(Data records)
— BEGIN —
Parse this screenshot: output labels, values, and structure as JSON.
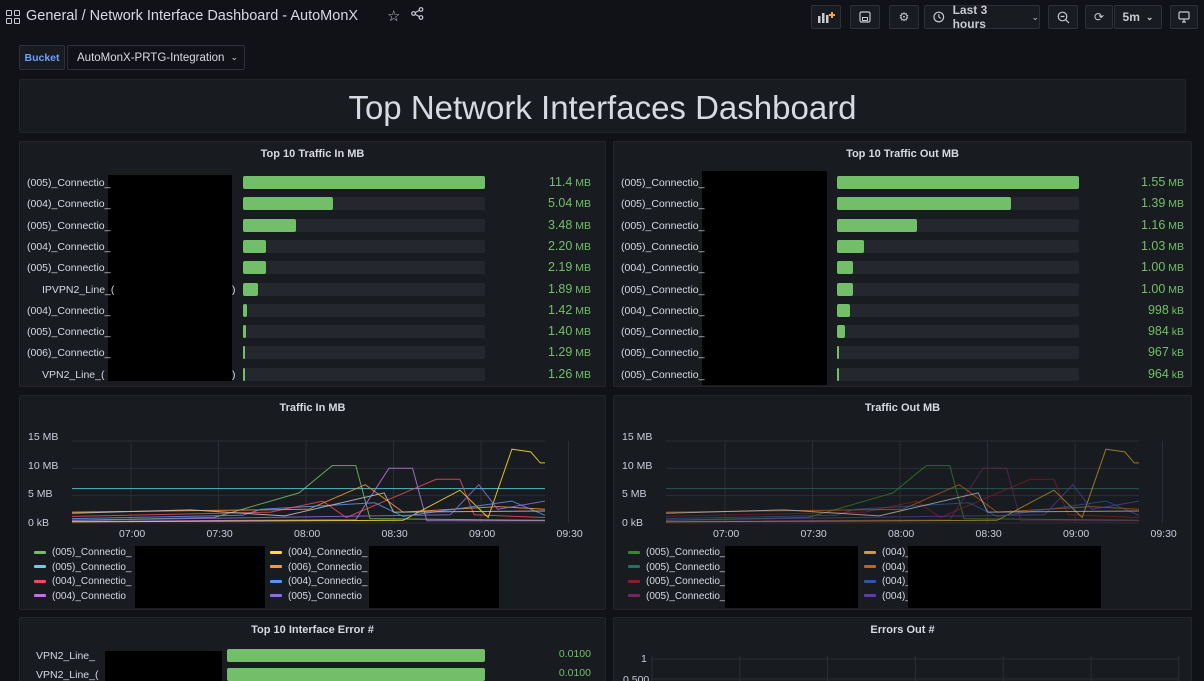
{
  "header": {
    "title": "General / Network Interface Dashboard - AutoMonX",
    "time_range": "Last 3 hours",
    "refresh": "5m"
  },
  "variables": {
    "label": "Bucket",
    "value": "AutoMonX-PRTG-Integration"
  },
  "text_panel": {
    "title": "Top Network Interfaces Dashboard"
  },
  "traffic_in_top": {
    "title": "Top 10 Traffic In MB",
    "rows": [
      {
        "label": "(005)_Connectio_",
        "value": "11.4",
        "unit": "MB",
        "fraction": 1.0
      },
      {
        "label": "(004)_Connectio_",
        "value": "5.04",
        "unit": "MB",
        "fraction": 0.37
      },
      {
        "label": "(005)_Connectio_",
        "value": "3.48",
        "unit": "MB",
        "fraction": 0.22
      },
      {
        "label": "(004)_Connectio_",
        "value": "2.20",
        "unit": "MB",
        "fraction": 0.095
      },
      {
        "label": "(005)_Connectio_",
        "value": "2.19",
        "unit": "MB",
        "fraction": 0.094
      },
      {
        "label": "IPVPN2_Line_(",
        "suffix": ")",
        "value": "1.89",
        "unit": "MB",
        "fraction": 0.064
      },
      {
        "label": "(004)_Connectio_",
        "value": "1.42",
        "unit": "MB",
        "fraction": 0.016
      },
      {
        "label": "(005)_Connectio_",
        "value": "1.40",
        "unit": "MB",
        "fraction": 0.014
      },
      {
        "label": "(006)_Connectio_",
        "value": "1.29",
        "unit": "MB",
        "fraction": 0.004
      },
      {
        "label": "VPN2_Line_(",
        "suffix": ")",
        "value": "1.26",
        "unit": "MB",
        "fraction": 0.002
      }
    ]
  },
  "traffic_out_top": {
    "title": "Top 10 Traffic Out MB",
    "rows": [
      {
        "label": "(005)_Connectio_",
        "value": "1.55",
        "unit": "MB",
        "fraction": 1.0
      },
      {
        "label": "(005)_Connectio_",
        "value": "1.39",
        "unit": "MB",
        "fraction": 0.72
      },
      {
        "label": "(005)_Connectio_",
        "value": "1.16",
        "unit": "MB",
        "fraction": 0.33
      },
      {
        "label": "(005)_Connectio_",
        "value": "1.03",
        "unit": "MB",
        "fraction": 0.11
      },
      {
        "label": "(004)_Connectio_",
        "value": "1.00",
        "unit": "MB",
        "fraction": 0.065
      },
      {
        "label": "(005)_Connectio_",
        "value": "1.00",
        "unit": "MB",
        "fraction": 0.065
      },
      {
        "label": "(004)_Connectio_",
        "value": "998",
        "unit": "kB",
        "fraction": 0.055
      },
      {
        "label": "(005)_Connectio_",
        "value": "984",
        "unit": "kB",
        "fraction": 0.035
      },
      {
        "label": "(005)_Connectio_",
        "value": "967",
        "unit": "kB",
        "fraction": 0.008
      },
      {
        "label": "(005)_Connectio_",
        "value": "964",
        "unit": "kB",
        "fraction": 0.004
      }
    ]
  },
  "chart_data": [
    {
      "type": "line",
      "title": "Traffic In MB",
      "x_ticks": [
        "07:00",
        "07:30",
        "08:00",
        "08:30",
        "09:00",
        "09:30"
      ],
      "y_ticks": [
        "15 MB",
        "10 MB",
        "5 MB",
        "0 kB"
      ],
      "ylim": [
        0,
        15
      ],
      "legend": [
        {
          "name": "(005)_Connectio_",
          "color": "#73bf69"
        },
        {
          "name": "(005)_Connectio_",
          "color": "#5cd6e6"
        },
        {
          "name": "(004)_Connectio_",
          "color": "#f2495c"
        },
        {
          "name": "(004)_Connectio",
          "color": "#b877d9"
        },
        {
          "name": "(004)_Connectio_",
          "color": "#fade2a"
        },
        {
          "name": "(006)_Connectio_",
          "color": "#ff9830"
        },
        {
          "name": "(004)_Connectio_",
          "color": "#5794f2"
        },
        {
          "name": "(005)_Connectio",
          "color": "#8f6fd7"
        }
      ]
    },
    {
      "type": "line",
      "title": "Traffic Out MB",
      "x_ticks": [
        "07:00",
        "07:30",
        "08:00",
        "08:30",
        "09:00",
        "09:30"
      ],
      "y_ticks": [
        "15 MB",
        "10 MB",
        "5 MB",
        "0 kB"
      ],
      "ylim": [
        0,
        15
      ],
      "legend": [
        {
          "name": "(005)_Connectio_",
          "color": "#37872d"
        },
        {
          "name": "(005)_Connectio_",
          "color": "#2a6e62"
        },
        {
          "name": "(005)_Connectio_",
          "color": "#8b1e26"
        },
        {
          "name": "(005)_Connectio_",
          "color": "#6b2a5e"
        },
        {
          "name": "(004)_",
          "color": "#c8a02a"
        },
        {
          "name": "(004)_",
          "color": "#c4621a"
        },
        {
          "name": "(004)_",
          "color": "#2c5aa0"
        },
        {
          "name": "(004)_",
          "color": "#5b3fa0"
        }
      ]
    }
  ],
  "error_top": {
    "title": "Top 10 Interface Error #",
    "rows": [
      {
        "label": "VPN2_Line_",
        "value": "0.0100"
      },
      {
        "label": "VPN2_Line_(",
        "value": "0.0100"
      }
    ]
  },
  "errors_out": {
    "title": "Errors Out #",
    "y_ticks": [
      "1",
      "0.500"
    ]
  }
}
— END —
— BEGIN —
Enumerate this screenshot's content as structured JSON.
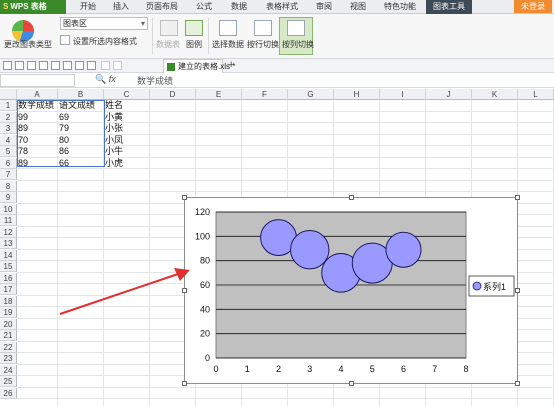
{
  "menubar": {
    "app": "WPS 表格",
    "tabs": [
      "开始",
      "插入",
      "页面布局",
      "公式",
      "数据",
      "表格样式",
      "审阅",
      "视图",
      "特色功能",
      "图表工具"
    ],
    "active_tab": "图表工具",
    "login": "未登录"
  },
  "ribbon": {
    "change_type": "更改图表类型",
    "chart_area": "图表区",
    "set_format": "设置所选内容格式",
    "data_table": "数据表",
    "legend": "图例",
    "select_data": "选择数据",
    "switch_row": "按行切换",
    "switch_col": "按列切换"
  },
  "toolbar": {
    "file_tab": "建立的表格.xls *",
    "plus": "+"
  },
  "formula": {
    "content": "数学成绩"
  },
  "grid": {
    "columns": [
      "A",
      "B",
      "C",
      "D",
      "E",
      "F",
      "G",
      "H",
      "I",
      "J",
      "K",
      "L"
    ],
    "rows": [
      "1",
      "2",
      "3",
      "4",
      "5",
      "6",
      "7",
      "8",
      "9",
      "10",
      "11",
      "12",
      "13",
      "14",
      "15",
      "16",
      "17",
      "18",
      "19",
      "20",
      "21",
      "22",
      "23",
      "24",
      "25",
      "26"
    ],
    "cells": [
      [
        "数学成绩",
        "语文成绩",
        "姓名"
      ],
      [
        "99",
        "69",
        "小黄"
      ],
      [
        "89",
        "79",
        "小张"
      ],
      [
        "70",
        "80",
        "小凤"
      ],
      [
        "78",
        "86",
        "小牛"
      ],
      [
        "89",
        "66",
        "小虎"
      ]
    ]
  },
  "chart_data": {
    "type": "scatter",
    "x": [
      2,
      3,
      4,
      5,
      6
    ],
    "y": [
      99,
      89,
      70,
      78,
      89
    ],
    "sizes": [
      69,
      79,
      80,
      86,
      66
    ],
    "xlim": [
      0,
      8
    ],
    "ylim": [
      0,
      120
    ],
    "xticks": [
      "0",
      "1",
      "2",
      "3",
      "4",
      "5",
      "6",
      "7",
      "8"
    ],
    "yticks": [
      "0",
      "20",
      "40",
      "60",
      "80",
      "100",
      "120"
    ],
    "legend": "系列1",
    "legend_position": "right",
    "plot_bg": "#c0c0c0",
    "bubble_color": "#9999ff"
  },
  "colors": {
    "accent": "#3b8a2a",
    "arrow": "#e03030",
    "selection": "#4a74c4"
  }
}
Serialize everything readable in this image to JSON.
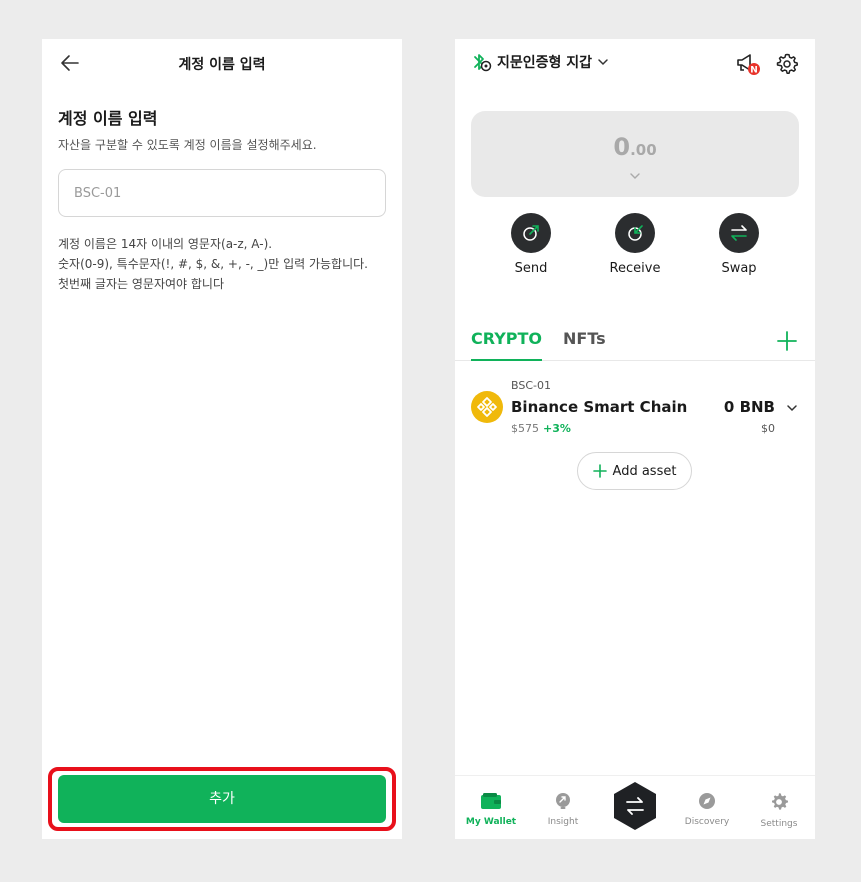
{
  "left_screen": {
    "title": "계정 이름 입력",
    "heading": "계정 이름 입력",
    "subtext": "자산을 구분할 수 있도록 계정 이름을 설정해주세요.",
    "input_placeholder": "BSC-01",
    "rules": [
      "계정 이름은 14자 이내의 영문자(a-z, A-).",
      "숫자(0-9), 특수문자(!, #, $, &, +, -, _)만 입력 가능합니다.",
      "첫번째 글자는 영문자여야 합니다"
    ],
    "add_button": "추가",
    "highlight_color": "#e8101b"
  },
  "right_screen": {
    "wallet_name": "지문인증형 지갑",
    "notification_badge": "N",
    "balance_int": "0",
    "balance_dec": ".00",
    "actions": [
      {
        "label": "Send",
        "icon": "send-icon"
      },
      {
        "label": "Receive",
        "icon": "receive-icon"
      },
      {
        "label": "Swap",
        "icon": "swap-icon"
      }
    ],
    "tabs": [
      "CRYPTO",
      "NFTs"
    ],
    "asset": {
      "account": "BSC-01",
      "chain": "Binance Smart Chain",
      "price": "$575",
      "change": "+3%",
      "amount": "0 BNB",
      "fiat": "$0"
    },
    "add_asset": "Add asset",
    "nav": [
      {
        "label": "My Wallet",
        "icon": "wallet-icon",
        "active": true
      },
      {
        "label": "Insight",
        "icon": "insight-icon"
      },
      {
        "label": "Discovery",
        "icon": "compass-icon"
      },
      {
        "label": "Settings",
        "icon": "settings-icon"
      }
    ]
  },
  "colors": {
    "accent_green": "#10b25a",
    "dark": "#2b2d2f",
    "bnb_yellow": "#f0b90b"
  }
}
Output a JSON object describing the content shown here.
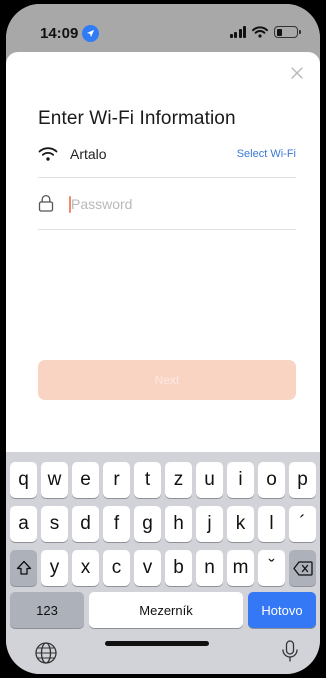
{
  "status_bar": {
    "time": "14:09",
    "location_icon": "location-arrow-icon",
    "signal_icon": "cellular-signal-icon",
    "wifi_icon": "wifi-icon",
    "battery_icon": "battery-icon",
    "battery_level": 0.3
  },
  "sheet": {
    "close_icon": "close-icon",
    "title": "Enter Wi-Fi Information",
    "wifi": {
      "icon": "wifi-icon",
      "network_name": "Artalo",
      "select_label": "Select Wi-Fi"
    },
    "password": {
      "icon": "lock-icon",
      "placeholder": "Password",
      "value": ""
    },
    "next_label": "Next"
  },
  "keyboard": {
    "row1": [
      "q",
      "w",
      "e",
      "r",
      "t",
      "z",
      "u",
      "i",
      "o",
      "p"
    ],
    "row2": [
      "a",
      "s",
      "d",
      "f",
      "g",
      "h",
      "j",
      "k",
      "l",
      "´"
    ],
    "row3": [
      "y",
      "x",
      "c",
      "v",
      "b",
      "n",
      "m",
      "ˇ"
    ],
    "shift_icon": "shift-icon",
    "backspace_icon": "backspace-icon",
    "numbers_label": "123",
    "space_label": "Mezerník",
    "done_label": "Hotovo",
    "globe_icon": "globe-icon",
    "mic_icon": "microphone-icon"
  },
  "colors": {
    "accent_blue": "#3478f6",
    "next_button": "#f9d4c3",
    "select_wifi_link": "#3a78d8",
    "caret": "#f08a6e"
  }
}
— END —
# Your objective
Which lines hold the word "screenshot"? Copy all of them.

# Response to the task
Parse this screenshot: output labels, values, and structure as JSON.
Enumerate this screenshot's content as structured JSON.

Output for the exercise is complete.